== PROVIDED INFORMATION ==
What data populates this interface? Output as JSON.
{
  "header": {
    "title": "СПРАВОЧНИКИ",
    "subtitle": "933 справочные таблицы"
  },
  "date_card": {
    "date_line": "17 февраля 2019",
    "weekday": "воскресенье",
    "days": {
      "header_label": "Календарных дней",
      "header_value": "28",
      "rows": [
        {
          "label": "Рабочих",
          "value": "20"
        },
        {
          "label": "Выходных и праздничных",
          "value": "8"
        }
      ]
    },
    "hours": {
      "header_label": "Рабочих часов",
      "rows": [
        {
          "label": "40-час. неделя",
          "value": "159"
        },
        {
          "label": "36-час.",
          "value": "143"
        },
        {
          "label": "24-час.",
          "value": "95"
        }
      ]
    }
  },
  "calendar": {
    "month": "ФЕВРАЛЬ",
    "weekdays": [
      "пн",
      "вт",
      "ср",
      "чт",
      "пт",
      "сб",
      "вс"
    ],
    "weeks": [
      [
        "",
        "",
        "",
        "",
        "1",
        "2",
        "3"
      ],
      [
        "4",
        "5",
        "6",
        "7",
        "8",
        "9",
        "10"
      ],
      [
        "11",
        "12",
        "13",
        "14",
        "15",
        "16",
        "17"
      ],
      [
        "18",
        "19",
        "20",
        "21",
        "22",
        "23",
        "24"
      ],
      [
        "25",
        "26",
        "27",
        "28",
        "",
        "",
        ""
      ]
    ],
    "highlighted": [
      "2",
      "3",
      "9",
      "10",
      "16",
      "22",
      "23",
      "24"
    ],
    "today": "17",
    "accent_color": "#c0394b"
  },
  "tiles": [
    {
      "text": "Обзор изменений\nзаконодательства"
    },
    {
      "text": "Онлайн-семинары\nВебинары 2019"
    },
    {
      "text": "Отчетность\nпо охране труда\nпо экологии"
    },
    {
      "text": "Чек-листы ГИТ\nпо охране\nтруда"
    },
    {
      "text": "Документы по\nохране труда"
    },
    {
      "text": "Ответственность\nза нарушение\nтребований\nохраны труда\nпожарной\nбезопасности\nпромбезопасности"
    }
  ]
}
===
Set down all of the records shown above once more, exactly.

__FINAL ANSWER__.
What data populates this interface? Output as JSON.
{
  "header": {
    "title": "СПРАВОЧНИКИ",
    "subtitle": "933 справочные таблицы"
  },
  "date_card": {
    "date_line": "17 февраля 2019",
    "weekday": "воскресенье",
    "days": {
      "header_label": "Календарных дней",
      "header_value": "28",
      "rows": [
        {
          "label": "Рабочих",
          "value": "20"
        },
        {
          "label": "Выходных и праздничных",
          "value": "8"
        }
      ]
    },
    "hours": {
      "header_label": "Рабочих часов",
      "rows": [
        {
          "label": "40-час. неделя",
          "value": "159"
        },
        {
          "label": "36-час.",
          "value": "143"
        },
        {
          "label": "24-час.",
          "value": "95"
        }
      ]
    }
  },
  "calendar": {
    "month": "ФЕВРАЛЬ",
    "weekdays": [
      "пн",
      "вт",
      "ср",
      "чт",
      "пт",
      "сб",
      "вс"
    ],
    "weeks": [
      [
        "",
        "",
        "",
        "",
        "1",
        "2",
        "3"
      ],
      [
        "4",
        "5",
        "6",
        "7",
        "8",
        "9",
        "10"
      ],
      [
        "11",
        "12",
        "13",
        "14",
        "15",
        "16",
        "17"
      ],
      [
        "18",
        "19",
        "20",
        "21",
        "22",
        "23",
        "24"
      ],
      [
        "25",
        "26",
        "27",
        "28",
        "",
        "",
        ""
      ]
    ],
    "highlighted": [
      "2",
      "3",
      "9",
      "10",
      "16",
      "22",
      "23",
      "24"
    ],
    "today": "17",
    "accent_color": "#c0394b"
  },
  "tiles": [
    {
      "text": "Обзор изменений\nзаконодательства"
    },
    {
      "text": "Онлайн-семинары\nВебинары 2019"
    },
    {
      "text": "Отчетность\nпо охране труда\nпо экологии"
    },
    {
      "text": "Чек-листы ГИТ\nпо охране\nтруда"
    },
    {
      "text": "Документы по\nохране труда"
    },
    {
      "text": "Ответственность\nза нарушение\nтребований\nохраны труда\nпожарной\nбезопасности\nпромбезопасности"
    }
  ]
}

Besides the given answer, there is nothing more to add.